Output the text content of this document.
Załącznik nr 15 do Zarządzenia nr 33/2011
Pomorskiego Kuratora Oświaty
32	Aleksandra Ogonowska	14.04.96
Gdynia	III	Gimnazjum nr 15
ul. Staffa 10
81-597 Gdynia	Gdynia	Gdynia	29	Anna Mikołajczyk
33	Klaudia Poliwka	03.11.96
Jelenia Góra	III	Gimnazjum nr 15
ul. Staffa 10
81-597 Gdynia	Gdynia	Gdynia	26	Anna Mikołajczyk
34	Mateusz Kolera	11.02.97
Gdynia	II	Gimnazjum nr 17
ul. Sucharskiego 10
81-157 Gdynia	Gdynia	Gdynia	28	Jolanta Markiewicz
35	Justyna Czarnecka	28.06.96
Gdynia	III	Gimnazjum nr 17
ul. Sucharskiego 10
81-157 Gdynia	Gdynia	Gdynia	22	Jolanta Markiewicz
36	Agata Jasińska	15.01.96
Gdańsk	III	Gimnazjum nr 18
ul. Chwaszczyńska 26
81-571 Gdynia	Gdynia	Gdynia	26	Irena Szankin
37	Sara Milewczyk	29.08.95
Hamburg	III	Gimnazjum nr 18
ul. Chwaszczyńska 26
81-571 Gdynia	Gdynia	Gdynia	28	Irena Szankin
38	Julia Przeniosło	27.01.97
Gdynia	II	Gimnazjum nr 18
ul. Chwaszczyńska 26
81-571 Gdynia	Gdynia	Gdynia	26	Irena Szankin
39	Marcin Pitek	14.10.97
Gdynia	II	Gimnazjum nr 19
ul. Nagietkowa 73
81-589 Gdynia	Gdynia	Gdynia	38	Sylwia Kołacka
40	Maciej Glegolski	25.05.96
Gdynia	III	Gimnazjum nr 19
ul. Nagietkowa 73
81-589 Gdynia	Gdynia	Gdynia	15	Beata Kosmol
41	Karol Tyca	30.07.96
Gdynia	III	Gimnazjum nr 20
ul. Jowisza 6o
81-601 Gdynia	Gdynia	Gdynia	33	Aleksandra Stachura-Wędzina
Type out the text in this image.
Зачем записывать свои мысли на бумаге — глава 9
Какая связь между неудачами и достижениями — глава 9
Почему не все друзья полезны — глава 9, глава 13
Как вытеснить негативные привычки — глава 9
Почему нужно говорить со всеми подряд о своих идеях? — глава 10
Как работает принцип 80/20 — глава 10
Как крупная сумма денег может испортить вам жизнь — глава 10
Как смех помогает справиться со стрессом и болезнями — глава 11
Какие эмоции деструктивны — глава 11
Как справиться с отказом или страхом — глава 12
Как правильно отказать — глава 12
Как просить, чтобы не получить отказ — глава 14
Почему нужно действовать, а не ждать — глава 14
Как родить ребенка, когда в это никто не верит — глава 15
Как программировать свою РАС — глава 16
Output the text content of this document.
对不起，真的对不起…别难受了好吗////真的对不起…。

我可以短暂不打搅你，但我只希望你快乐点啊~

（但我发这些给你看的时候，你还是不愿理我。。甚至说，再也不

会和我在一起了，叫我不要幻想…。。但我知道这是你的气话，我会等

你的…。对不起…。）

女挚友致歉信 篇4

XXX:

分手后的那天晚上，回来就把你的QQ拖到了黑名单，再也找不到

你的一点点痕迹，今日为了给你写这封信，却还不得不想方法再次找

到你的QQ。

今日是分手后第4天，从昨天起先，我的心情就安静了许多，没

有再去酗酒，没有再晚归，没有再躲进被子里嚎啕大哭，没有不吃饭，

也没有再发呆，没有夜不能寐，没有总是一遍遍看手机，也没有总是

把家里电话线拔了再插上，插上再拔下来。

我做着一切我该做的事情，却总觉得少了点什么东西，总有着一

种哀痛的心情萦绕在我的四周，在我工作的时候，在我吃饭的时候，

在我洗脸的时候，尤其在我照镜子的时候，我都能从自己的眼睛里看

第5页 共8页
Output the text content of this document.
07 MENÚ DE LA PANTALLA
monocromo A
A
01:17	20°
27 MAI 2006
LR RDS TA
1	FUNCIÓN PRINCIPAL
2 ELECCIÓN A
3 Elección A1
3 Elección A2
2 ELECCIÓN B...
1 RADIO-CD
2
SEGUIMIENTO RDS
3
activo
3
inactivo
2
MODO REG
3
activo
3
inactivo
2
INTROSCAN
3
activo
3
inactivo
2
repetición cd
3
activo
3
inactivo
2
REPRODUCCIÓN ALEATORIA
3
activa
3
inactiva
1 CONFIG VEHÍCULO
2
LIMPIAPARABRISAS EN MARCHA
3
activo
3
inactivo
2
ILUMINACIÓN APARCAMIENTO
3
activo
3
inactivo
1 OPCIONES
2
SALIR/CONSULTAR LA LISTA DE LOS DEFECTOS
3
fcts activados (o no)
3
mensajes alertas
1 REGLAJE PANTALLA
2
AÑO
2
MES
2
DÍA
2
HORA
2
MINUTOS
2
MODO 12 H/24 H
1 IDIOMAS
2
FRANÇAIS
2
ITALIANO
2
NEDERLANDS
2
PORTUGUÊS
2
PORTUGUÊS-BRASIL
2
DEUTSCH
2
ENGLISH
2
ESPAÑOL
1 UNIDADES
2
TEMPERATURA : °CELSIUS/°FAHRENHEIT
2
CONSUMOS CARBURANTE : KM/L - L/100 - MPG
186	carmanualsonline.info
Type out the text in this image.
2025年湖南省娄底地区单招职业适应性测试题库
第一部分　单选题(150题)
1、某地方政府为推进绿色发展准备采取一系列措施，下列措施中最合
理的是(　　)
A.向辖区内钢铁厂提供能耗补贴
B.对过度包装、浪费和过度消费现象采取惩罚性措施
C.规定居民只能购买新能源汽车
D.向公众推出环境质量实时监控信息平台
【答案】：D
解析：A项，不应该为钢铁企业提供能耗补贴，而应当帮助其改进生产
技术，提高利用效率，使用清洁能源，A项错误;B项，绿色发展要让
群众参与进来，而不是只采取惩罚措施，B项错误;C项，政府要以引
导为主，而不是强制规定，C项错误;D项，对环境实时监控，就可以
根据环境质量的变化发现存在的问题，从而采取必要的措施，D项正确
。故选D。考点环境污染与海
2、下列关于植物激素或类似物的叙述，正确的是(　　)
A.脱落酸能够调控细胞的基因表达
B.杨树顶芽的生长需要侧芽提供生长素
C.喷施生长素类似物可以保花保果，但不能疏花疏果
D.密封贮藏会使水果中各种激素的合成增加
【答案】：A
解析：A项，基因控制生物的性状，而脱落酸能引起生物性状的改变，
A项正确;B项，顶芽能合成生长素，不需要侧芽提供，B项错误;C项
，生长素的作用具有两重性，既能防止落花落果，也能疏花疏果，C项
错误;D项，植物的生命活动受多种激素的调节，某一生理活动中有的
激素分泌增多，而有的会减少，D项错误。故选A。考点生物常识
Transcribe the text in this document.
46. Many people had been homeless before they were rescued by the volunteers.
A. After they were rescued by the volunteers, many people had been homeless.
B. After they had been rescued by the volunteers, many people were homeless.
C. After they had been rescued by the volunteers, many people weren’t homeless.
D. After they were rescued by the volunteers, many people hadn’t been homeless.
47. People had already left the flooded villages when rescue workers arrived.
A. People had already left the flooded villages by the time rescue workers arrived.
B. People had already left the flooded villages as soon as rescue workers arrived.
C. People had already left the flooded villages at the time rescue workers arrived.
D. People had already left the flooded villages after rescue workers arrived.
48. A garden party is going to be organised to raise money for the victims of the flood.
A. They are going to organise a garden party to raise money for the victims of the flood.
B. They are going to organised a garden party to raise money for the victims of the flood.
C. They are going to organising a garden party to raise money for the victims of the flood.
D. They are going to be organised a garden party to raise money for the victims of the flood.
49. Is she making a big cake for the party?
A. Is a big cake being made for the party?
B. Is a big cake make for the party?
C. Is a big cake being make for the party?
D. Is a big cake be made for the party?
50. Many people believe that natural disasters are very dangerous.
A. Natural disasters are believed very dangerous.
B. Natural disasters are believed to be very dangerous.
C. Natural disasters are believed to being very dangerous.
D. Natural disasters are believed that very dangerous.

####################

WHAT IS ASKED:
List every line from the entries above in which "believed" appears.

COMPLETE RESPONSE:
A. Natural disasters are believed very dangerous.
B. Natural disasters are believed to be very dangerous.
C. Natural disasters are believed to being very dangerous.
D. Natural disasters are believed that very dangerous.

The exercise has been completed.